__Requirement__:
Write out every record in full, exactly as written, please.

* START *

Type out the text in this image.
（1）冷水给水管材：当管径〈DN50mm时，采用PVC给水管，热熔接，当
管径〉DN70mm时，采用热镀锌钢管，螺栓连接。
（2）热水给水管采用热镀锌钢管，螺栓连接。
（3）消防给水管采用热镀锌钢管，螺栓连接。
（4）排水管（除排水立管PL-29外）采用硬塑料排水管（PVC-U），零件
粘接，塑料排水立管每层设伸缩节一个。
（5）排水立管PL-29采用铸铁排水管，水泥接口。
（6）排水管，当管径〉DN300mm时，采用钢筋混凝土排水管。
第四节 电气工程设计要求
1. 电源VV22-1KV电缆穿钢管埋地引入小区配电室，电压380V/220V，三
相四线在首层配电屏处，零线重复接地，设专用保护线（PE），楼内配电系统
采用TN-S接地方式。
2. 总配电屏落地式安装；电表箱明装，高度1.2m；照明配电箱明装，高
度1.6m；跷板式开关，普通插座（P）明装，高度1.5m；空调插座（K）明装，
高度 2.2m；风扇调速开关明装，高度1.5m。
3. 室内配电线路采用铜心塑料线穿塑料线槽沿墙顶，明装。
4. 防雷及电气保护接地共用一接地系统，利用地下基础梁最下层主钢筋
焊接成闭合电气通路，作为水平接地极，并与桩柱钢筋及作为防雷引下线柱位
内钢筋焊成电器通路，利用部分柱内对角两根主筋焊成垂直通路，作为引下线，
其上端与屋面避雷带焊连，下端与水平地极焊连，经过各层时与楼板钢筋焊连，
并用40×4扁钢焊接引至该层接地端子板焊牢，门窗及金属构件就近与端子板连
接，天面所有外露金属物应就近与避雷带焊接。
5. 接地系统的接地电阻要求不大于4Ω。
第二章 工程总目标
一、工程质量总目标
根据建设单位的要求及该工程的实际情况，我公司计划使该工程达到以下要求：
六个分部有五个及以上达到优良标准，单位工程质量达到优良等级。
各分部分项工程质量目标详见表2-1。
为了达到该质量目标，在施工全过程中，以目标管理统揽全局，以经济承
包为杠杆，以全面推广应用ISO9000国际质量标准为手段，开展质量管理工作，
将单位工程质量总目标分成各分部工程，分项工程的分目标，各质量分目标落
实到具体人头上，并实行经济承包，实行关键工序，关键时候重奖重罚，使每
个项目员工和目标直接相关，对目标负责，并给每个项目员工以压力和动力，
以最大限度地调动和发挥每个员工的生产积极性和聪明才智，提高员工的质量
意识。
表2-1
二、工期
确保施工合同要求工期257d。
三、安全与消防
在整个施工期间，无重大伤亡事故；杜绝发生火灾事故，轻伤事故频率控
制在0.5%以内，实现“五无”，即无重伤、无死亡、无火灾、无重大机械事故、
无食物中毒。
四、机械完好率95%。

* END *

__Result__:
Type out the text in this image.
（1）冷水给水管材：当管径〈DN50mm时，采用PVC给水管，热熔接，当
管径〉DN70mm时，采用热镀锌钢管，螺栓连接。
（2）热水给水管采用热镀锌钢管，螺栓连接。
（3）消防给水管采用热镀锌钢管，螺栓连接。
（4）排水管（除排水立管PL-29外）采用硬塑料排水管（PVC-U），零件
粘接，塑料排水立管每层设伸缩节一个。
（5）排水立管PL-29采用铸铁排水管，水泥接口。
（6）排水管，当管径〉DN300mm时，采用钢筋混凝土排水管。
第四节 电气工程设计要求
1. 电源VV22-1KV电缆穿钢管埋地引入小区配电室，电压380V/220V，三
相四线在首层配电屏处，零线重复接地，设专用保护线（PE），楼内配电系统
采用TN-S接地方式。
2. 总配电屏落地式安装；电表箱明装，高度1.2m；照明配电箱明装，高
度1.6m；跷板式开关，普通插座（P）明装，高度1.5m；空调插座（K）明装，
高度 2.2m；风扇调速开关明装，高度1.5m。
3. 室内配电线路采用铜心塑料线穿塑料线槽沿墙顶，明装。
4. 防雷及电气保护接地共用一接地系统，利用地下基础梁最下层主钢筋
焊接成闭合电气通路，作为水平接地极，并与桩柱钢筋及作为防雷引下线柱位
内钢筋焊成电器通路，利用部分柱内对角两根主筋焊成垂直通路，作为引下线，
其上端与屋面避雷带焊连，下端与水平地极焊连，经过各层时与楼板钢筋焊连，
并用40×4扁钢焊接引至该层接地端子板焊牢，门窗及金属构件就近与端子板连
接，天面所有外露金属物应就近与避雷带焊接。
5. 接地系统的接地电阻要求不大于4Ω。
第二章 工程总目标
一、工程质量总目标
根据建设单位的要求及该工程的实际情况，我公司计划使该工程达到以下要求：
六个分部有五个及以上达到优良标准，单位工程质量达到优良等级。
各分部分项工程质量目标详见表2-1。
为了达到该质量目标，在施工全过程中，以目标管理统揽全局，以经济承
包为杠杆，以全面推广应用ISO9000国际质量标准为手段，开展质量管理工作，
将单位工程质量总目标分成各分部工程，分项工程的分目标，各质量分目标落
实到具体人头上，并实行经济承包，实行关键工序，关键时候重奖重罚，使每
个项目员工和目标直接相关，对目标负责，并给每个项目员工以压力和动力，
以最大限度地调动和发挥每个员工的生产积极性和聪明才智，提高员工的质量
意识。
表2-1
二、工期
确保施工合同要求工期257d。
三、安全与消防
在整个施工期间，无重大伤亡事故；杜绝发生火灾事故，轻伤事故频率控
制在0.5%以内，实现“五无”，即无重伤、无死亡、无火灾、无重大机械事故、
无食物中毒。
四、机械完好率95%。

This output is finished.